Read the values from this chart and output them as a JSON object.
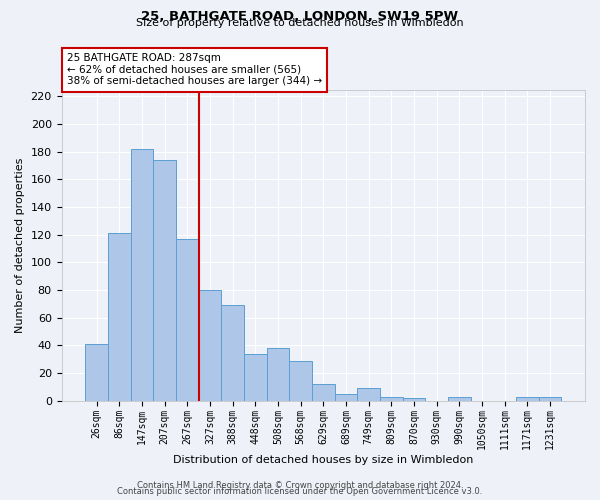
{
  "title1": "25, BATHGATE ROAD, LONDON, SW19 5PW",
  "title2": "Size of property relative to detached houses in Wimbledon",
  "xlabel": "Distribution of detached houses by size in Wimbledon",
  "ylabel": "Number of detached properties",
  "bin_labels": [
    "26sqm",
    "86sqm",
    "147sqm",
    "207sqm",
    "267sqm",
    "327sqm",
    "388sqm",
    "448sqm",
    "508sqm",
    "568sqm",
    "629sqm",
    "689sqm",
    "749sqm",
    "809sqm",
    "870sqm",
    "930sqm",
    "990sqm",
    "1050sqm",
    "1111sqm",
    "1171sqm",
    "1231sqm"
  ],
  "bar_heights": [
    41,
    121,
    182,
    174,
    117,
    80,
    69,
    34,
    38,
    29,
    12,
    5,
    9,
    3,
    2,
    0,
    3,
    0,
    0,
    3,
    3
  ],
  "bar_color": "#aec6e8",
  "bar_edge_color": "#5a9fd4",
  "annotation_text": "25 BATHGATE ROAD: 287sqm\n← 62% of detached houses are smaller (565)\n38% of semi-detached houses are larger (344) →",
  "annotation_box_color": "#ffffff",
  "annotation_box_edge": "#cc0000",
  "vline_color": "#cc0000",
  "footer1": "Contains HM Land Registry data © Crown copyright and database right 2024.",
  "footer2": "Contains public sector information licensed under the Open Government Licence v3.0.",
  "ylim": [
    0,
    225
  ],
  "yticks": [
    0,
    20,
    40,
    60,
    80,
    100,
    120,
    140,
    160,
    180,
    200,
    220
  ],
  "background_color": "#eef2f8",
  "vline_pos": 4.5
}
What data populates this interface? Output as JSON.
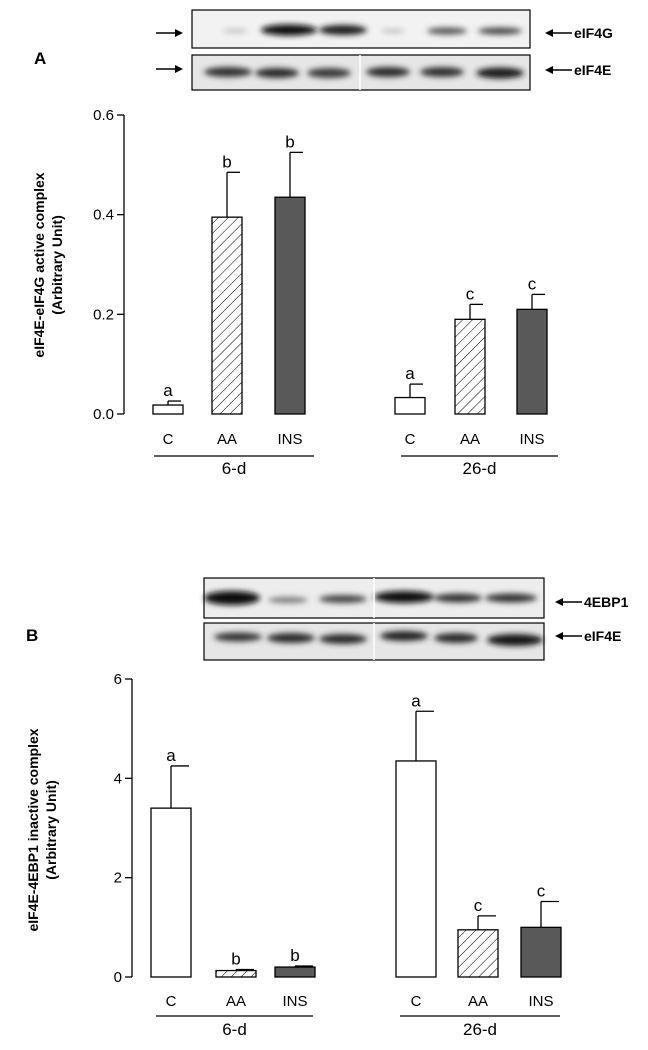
{
  "panels": [
    {
      "letter": "A",
      "blot_labels": [
        "eIF4G",
        "eIF4E"
      ],
      "chart_data": {
        "type": "bar",
        "ylabel": "eIF4E-eIF4G active complex",
        "ylabel2": "(Arbitrary Unit)",
        "ylim": [
          0,
          0.6
        ],
        "yticks": [
          "0.0",
          "0.2",
          "0.4",
          "0.6"
        ],
        "ytick_values": [
          0,
          0.2,
          0.4,
          0.6
        ],
        "groups": [
          {
            "name": "6-d",
            "bars": [
              {
                "category": "C",
                "value": 0.018,
                "error": 0.008,
                "letter": "a",
                "fill": "open"
              },
              {
                "category": "AA",
                "value": 0.395,
                "error": 0.09,
                "letter": "b",
                "fill": "hatched"
              },
              {
                "category": "INS",
                "value": 0.435,
                "error": 0.09,
                "letter": "b",
                "fill": "solid"
              }
            ]
          },
          {
            "name": "26-d",
            "bars": [
              {
                "category": "C",
                "value": 0.033,
                "error": 0.027,
                "letter": "a",
                "fill": "open"
              },
              {
                "category": "AA",
                "value": 0.19,
                "error": 0.03,
                "letter": "c",
                "fill": "hatched"
              },
              {
                "category": "INS",
                "value": 0.21,
                "error": 0.03,
                "letter": "c",
                "fill": "solid"
              }
            ]
          }
        ]
      }
    },
    {
      "letter": "B",
      "blot_labels": [
        "4EBP1",
        "eIF4E"
      ],
      "chart_data": {
        "type": "bar",
        "ylabel": "eIF4E-4EBP1 inactive complex",
        "ylabel2": "(Arbitrary Unit)",
        "ylim": [
          0,
          6
        ],
        "yticks": [
          "0",
          "2",
          "4",
          "6"
        ],
        "ytick_values": [
          0,
          2,
          4,
          6
        ],
        "groups": [
          {
            "name": "6-d",
            "bars": [
              {
                "category": "C",
                "value": 3.4,
                "error": 0.85,
                "letter": "a",
                "fill": "open"
              },
              {
                "category": "AA",
                "value": 0.13,
                "error": 0.02,
                "letter": "b",
                "fill": "hatched"
              },
              {
                "category": "INS",
                "value": 0.2,
                "error": 0.02,
                "letter": "b",
                "fill": "solid"
              }
            ]
          },
          {
            "name": "26-d",
            "bars": [
              {
                "category": "C",
                "value": 4.35,
                "error": 1.0,
                "letter": "a",
                "fill": "open"
              },
              {
                "category": "AA",
                "value": 0.95,
                "error": 0.28,
                "letter": "c",
                "fill": "hatched"
              },
              {
                "category": "INS",
                "value": 1.0,
                "error": 0.52,
                "letter": "c",
                "fill": "solid"
              }
            ]
          }
        ]
      }
    }
  ],
  "colors": {
    "solid_bar": "#595959",
    "axis": "#000000",
    "background": "#ffffff"
  }
}
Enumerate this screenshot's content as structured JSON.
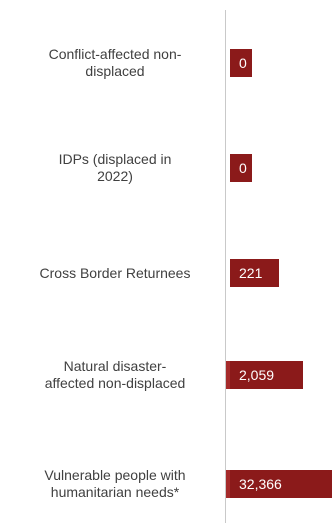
{
  "chart_data": {
    "type": "bar",
    "orientation": "horizontal",
    "categories": [
      "Conflict-affected non-displaced",
      "IDPs (displaced in 2022)",
      "Cross Border Returnees",
      "Natural disaster-affected non-displaced",
      "Vulnerable people with humanitarian needs*"
    ],
    "category_display": [
      [
        "Conflict-affected non-",
        "displaced"
      ],
      [
        "IDPs (displaced in",
        "2022)"
      ],
      [
        "Cross Border Returnees"
      ],
      [
        "Natural disaster-",
        "affected non-displaced"
      ],
      [
        "Vulnerable people with",
        "humanitarian needs*"
      ]
    ],
    "values": [
      0,
      0,
      221,
      2059,
      32366
    ],
    "value_labels": [
      "0",
      "0",
      "221",
      "2,059",
      "32,366"
    ],
    "colors": {
      "bar": "#8b1a1a",
      "axis": "#c9c9c9",
      "text": "#404040",
      "value_text": "#ffffff"
    },
    "grid": false,
    "legend": "none"
  }
}
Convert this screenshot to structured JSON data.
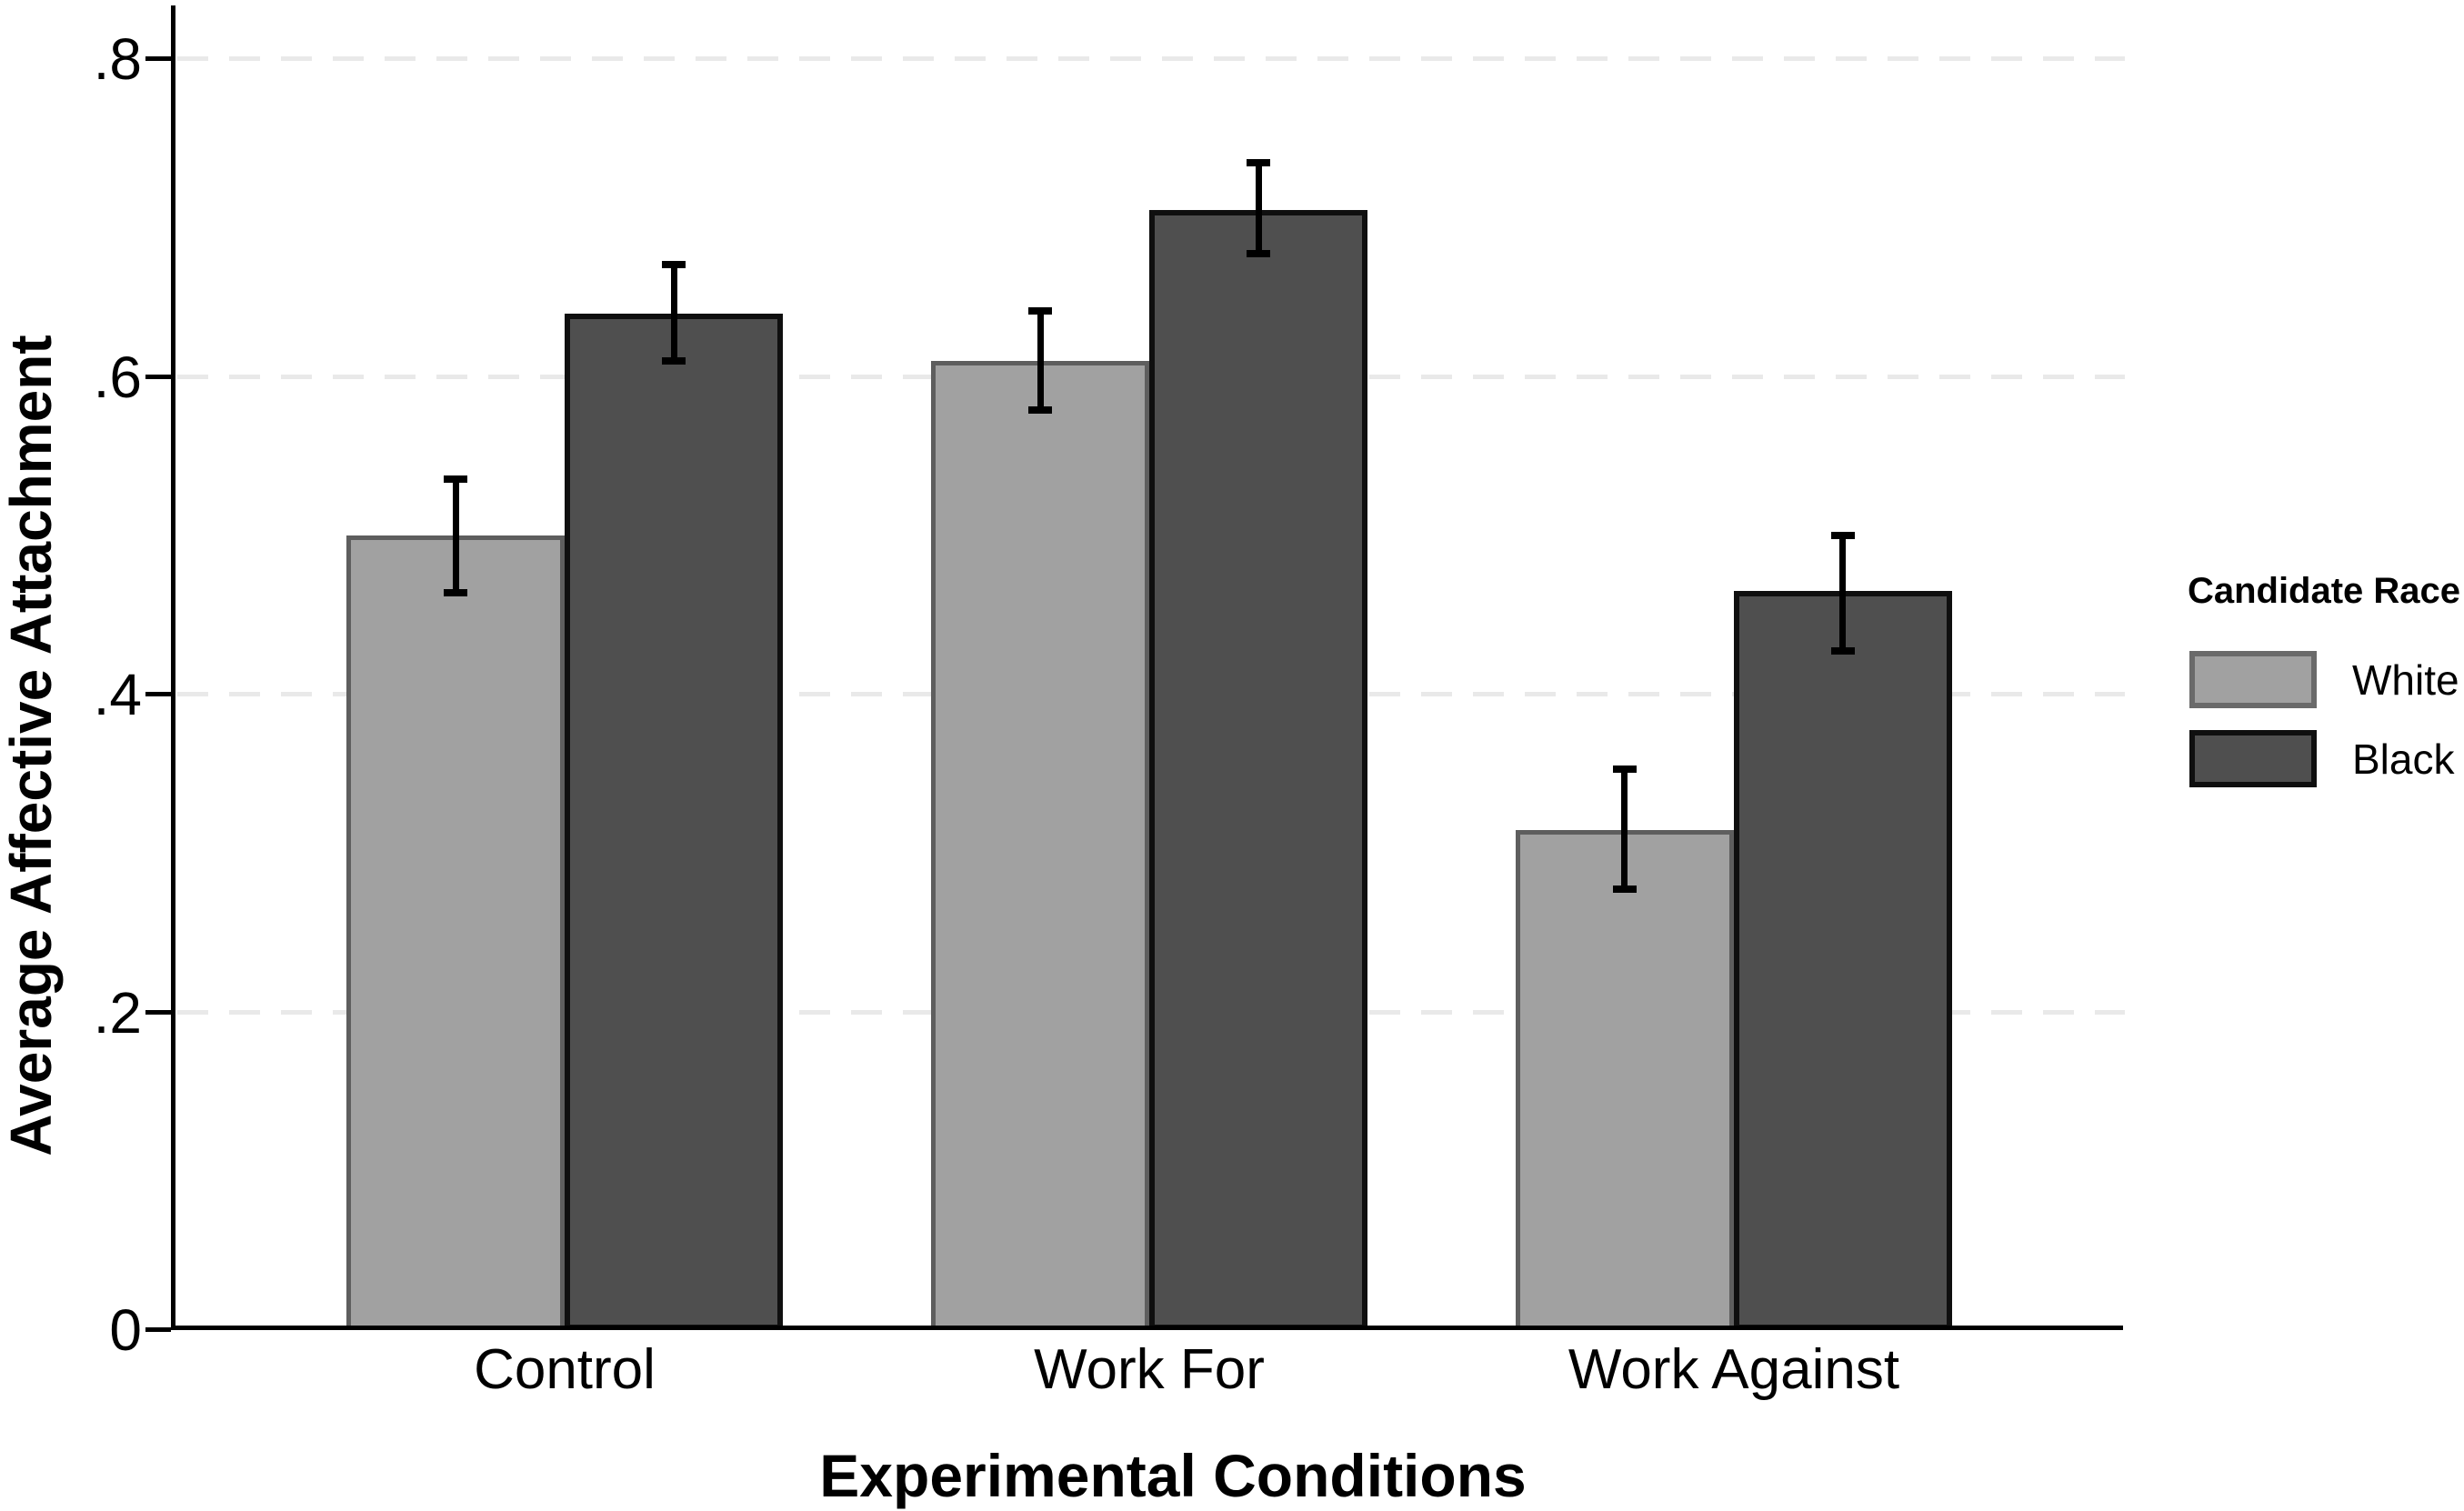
{
  "chart_data": {
    "type": "bar",
    "title": "",
    "xlabel": "Experimental Conditions",
    "ylabel": "Average Affective Attachment",
    "categories": [
      "Control",
      "Work For",
      "Work Against"
    ],
    "series": [
      {
        "name": "White",
        "fill": "#a1a1a1",
        "border": "#5e5e5e",
        "values": [
          0.5,
          0.61,
          0.315
        ],
        "ci_low": [
          0.462,
          0.577,
          0.275
        ],
        "ci_high": [
          0.538,
          0.644,
          0.355
        ]
      },
      {
        "name": "Black",
        "fill": "#4f4f4f",
        "border": "#0f0f0f",
        "values": [
          0.64,
          0.705,
          0.465
        ],
        "ci_low": [
          0.608,
          0.675,
          0.425
        ],
        "ci_high": [
          0.673,
          0.737,
          0.502
        ]
      }
    ],
    "y_ticks": [
      {
        "value": 0,
        "label": "0"
      },
      {
        "value": 0.2,
        "label": ".2"
      },
      {
        "value": 0.4,
        "label": ".4"
      },
      {
        "value": 0.6,
        "label": ".6"
      },
      {
        "value": 0.8,
        "label": ".8"
      }
    ],
    "ylim": [
      0,
      0.84
    ],
    "grid": "horizontal dashed gridlines at labeled ticks, behind bars",
    "error_bars": true,
    "legend": {
      "title": "Candidate Race",
      "position": "right"
    },
    "colors": {
      "axis": "#000000",
      "gridline": "#e9e9e9",
      "background": "#ffffff"
    }
  }
}
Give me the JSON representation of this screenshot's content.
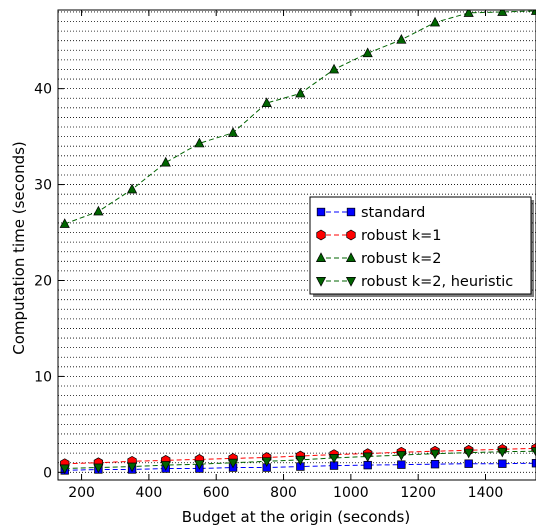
{
  "chart_data": {
    "type": "line",
    "xlabel": "Budget at the origin (seconds)",
    "ylabel": "Computation time (seconds)",
    "xlim": [
      130,
      1550
    ],
    "ylim": [
      -0.8,
      48.2
    ],
    "xticks": [
      200,
      400,
      600,
      800,
      1000,
      1200,
      1400
    ],
    "yticks": [
      0,
      10,
      20,
      30,
      40
    ],
    "grid": "horizontal dotted",
    "legend_position": "center-right",
    "x": [
      150,
      250,
      350,
      450,
      550,
      650,
      750,
      850,
      950,
      1050,
      1150,
      1250,
      1350,
      1450,
      1550
    ],
    "series": [
      {
        "name": "standard",
        "color": "#0000ff",
        "marker": "square",
        "values": [
          0.2,
          0.3,
          0.3,
          0.4,
          0.4,
          0.5,
          0.5,
          0.6,
          0.7,
          0.75,
          0.8,
          0.85,
          0.9,
          0.9,
          0.95
        ]
      },
      {
        "name": "robust k=1",
        "color": "#ff0000",
        "marker": "hexagon",
        "values": [
          0.9,
          1.0,
          1.15,
          1.25,
          1.35,
          1.45,
          1.55,
          1.7,
          1.85,
          1.95,
          2.1,
          2.2,
          2.3,
          2.4,
          2.5
        ]
      },
      {
        "name": "robust k=2",
        "color": "#006400",
        "marker": "triangle-up",
        "values": [
          25.9,
          27.2,
          29.5,
          32.3,
          34.3,
          35.4,
          38.5,
          39.5,
          42.0,
          43.7,
          45.1,
          46.9,
          47.9,
          48.0,
          48.1
        ]
      },
      {
        "name": "robust k=2, heuristic",
        "color": "#006400",
        "marker": "triangle-down",
        "values": [
          0.4,
          0.5,
          0.6,
          0.75,
          0.85,
          1.0,
          1.15,
          1.3,
          1.5,
          1.65,
          1.8,
          1.95,
          2.05,
          2.15,
          2.2
        ]
      }
    ]
  }
}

________

Copy each line above that contains the string "triangle".

        "marker": "triangle-up",
        "marker": "triangle-down",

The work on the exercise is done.